• [Stated goal]
Where a line contains the string "Assistant", copy that line.

• [Provided material]
────
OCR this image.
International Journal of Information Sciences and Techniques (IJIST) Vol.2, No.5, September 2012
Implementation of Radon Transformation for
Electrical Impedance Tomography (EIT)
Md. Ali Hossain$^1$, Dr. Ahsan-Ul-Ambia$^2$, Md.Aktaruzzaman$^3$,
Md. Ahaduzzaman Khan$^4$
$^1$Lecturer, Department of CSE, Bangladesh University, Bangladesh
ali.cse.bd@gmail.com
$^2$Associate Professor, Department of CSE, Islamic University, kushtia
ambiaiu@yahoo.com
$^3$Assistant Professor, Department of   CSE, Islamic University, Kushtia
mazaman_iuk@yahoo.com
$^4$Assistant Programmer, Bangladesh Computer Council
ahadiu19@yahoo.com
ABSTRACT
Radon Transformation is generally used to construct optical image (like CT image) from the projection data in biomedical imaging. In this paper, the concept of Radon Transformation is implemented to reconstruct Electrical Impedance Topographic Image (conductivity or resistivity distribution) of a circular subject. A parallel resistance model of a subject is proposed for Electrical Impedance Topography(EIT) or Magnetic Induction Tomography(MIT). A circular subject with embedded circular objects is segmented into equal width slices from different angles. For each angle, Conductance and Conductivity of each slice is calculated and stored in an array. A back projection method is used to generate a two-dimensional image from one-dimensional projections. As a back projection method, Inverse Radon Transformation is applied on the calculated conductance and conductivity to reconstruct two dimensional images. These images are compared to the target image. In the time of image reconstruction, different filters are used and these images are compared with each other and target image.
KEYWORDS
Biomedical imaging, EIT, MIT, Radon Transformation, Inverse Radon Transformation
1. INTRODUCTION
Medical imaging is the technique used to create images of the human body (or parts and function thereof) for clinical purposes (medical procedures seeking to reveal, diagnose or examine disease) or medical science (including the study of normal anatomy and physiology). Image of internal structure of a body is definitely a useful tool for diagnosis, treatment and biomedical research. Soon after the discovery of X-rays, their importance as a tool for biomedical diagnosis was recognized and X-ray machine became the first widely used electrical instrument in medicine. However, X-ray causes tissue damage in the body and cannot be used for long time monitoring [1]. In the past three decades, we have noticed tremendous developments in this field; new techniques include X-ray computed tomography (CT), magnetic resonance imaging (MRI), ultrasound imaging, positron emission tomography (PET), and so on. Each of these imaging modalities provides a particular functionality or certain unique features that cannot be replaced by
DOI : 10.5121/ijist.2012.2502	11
────
• [Expected answer]
$^3$Assistant Professor, Department of   CSE, Islamic University, Kushtia
$^4$Assistant Programmer, Bangladesh Computer Council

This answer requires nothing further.